Data records
____________

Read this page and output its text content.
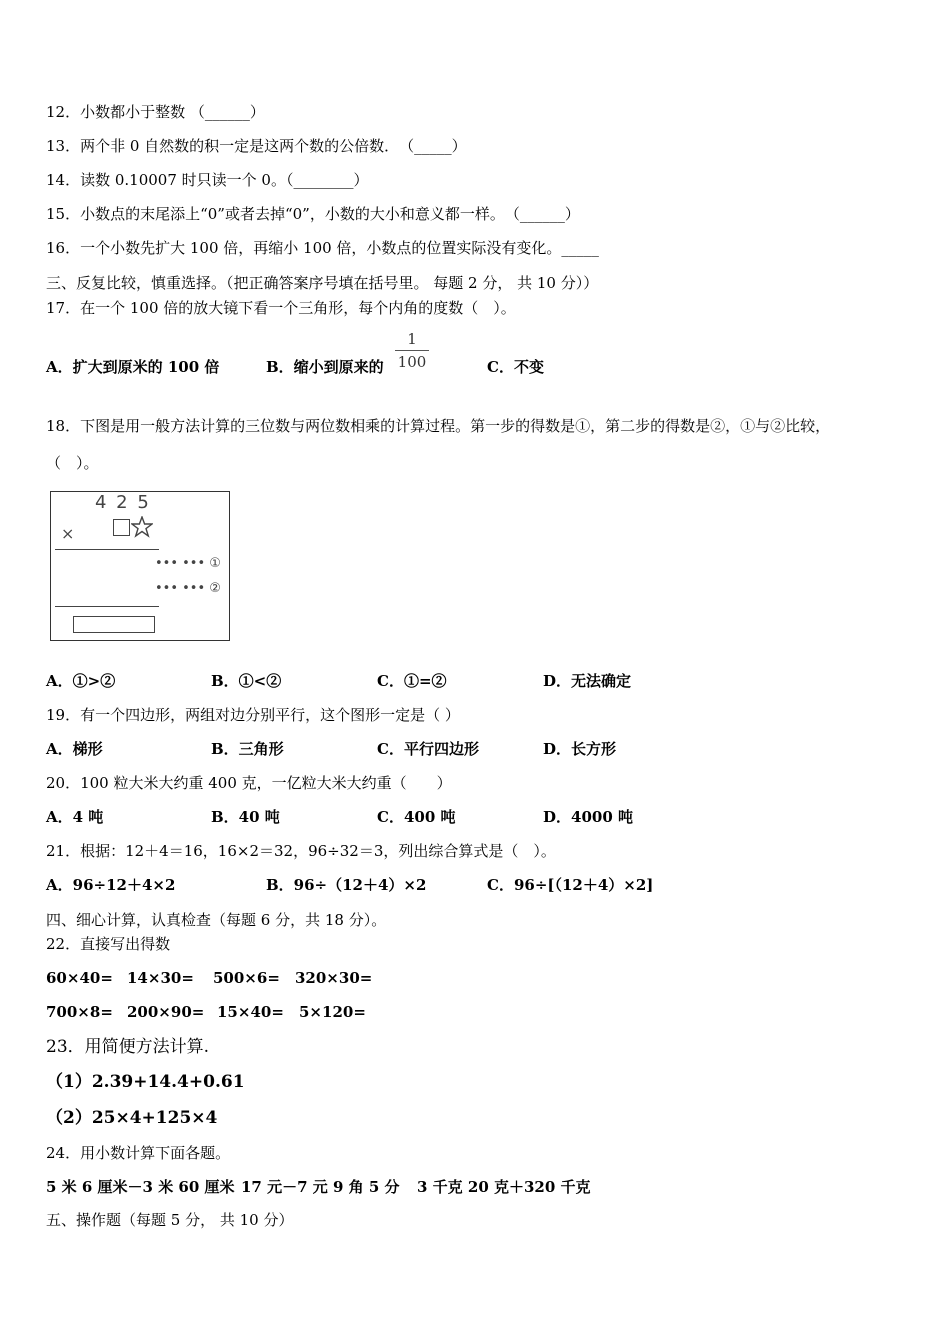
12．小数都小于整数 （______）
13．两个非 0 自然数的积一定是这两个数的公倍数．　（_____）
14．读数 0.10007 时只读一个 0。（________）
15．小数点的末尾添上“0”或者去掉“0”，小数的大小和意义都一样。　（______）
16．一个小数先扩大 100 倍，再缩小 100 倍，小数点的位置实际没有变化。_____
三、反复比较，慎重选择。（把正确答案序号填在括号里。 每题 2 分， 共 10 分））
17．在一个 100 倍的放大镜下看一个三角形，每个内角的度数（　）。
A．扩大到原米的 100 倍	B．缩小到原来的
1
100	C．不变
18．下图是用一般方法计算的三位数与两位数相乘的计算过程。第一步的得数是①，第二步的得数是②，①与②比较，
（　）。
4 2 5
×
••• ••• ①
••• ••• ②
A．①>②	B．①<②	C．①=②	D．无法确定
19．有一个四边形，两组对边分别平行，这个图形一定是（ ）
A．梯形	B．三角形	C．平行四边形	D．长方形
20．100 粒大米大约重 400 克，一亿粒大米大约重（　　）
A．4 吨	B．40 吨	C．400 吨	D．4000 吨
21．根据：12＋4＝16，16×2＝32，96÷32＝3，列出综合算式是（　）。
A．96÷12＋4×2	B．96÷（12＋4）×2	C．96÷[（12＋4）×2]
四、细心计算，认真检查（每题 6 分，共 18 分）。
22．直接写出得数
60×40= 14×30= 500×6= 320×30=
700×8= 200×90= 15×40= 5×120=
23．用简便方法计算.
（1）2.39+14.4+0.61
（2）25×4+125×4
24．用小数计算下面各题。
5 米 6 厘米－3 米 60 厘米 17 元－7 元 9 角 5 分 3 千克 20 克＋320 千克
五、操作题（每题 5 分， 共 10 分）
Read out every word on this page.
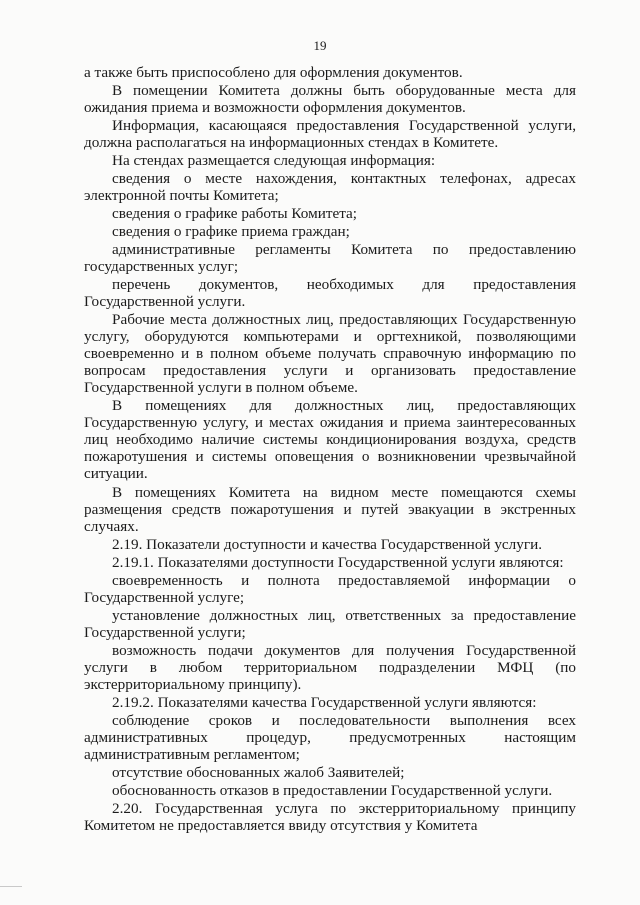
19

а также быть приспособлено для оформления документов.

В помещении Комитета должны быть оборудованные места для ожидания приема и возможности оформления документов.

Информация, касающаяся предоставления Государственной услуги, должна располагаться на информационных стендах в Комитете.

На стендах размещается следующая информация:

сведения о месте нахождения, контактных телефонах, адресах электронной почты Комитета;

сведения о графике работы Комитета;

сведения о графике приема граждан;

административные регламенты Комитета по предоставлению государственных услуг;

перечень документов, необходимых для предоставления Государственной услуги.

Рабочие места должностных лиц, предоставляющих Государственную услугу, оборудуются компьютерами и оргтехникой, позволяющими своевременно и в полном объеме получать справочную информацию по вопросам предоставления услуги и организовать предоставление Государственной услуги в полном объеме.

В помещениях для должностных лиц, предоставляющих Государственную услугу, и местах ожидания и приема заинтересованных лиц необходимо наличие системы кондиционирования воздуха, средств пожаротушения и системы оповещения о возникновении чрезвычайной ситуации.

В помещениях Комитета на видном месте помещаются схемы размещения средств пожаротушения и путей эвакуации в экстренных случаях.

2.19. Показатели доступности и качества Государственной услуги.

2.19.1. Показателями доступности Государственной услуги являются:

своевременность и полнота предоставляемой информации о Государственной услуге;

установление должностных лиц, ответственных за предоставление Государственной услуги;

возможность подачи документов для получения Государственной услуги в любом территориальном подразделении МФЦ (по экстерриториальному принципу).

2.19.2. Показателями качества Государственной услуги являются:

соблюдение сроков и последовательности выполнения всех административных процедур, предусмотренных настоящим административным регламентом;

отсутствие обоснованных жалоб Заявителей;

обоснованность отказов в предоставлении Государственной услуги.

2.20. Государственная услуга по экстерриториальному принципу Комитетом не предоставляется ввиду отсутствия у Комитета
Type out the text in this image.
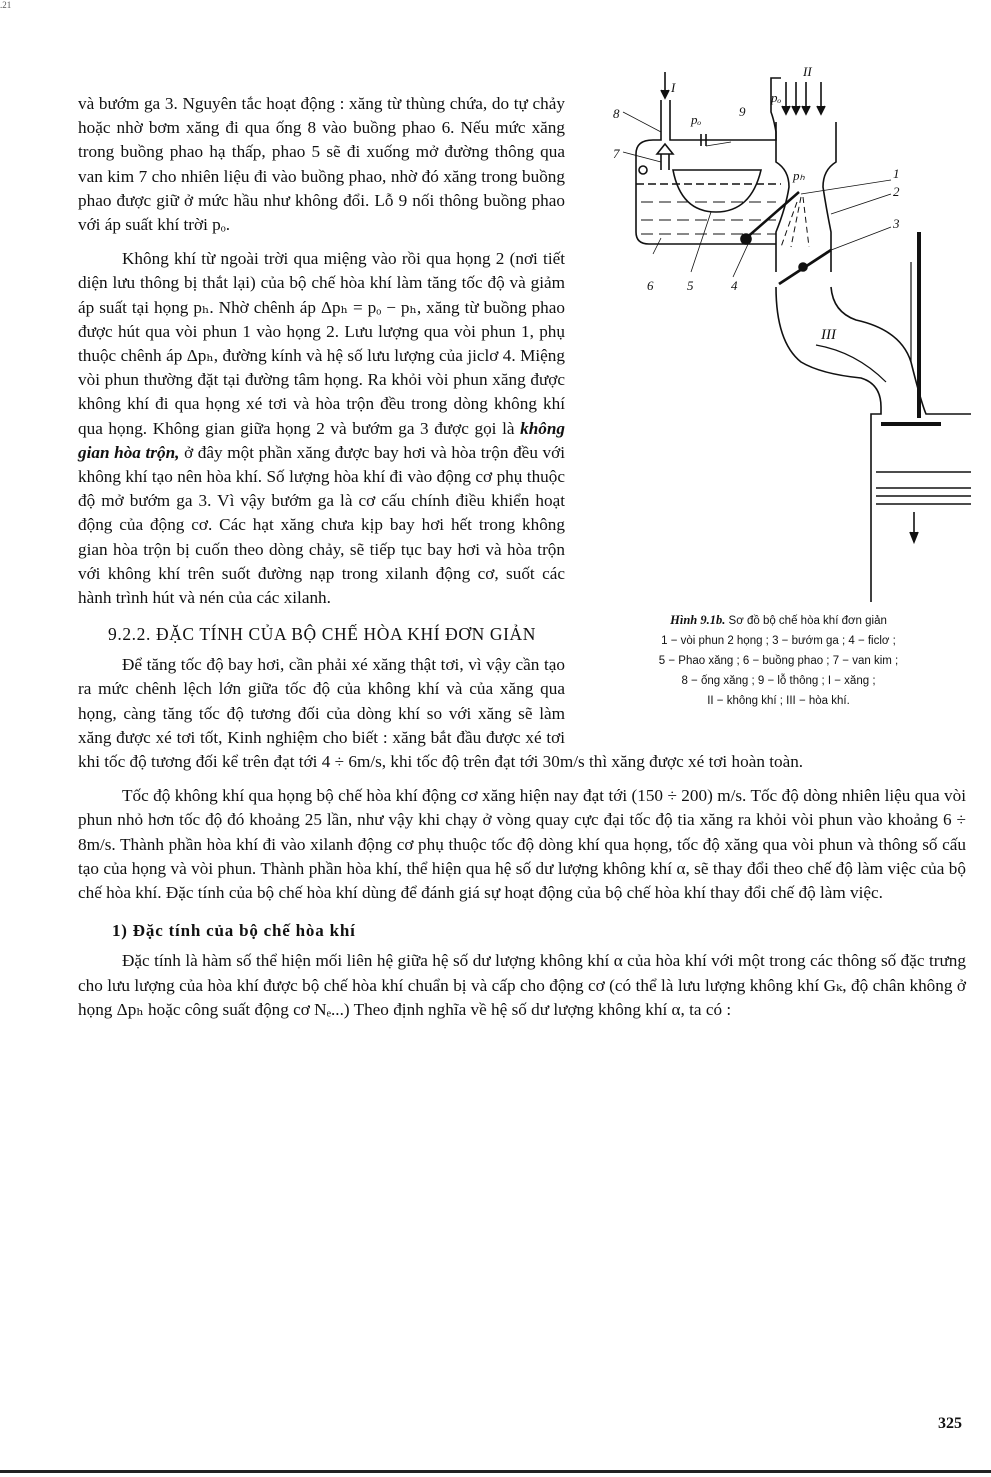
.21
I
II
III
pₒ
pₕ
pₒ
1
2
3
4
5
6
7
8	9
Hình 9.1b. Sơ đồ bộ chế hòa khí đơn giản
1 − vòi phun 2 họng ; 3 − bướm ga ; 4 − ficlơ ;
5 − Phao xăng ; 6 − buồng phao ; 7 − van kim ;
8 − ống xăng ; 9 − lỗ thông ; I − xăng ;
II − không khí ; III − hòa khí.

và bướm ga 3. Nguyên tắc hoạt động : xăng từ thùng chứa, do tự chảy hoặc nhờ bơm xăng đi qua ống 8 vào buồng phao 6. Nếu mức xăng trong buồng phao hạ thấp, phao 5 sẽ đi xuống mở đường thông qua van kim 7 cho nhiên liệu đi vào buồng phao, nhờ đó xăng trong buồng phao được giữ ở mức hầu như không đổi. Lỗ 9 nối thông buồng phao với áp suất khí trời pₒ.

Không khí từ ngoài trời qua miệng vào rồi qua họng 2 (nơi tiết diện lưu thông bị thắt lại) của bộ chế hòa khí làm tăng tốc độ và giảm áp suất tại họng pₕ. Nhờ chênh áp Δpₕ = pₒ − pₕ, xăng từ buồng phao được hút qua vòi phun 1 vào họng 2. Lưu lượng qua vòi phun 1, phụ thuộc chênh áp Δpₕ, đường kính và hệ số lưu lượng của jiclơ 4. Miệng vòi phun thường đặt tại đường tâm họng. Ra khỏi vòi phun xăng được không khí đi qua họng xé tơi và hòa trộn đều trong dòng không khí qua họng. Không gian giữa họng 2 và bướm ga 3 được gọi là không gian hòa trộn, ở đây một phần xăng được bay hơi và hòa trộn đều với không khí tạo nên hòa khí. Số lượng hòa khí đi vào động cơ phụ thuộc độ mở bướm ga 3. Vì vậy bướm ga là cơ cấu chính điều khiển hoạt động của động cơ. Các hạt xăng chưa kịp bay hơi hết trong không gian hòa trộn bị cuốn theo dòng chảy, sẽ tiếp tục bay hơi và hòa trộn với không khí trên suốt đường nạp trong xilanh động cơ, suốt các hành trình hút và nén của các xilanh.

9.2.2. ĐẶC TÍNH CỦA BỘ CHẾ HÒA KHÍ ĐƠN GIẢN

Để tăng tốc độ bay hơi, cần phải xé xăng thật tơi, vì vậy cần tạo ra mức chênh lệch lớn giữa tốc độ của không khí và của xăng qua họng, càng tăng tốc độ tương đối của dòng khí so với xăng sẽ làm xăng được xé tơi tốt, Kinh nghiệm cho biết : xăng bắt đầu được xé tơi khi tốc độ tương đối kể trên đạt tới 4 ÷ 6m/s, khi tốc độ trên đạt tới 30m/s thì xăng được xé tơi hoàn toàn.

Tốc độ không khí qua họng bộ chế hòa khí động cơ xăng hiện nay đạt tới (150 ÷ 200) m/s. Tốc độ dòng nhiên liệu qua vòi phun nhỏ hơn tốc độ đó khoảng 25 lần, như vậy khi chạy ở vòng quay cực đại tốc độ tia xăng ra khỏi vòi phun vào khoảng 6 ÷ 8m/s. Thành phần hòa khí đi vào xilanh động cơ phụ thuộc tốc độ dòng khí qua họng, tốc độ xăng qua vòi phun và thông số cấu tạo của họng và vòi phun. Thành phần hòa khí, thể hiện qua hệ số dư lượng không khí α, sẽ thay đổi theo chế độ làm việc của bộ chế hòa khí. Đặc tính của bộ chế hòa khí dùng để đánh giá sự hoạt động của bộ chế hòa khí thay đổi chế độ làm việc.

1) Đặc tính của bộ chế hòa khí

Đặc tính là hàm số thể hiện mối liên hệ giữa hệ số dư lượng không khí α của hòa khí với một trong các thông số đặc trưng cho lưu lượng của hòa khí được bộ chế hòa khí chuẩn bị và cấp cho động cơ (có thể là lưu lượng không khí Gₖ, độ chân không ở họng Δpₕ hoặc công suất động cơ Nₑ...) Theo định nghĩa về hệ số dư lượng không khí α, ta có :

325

____________

* _TASK GOAL_
All lines above containing the string "this" are to be collected.

* _WRITTEN ANSWER_
Read this page and output its text content.
Read out every word on this page.
Type out the text in this image.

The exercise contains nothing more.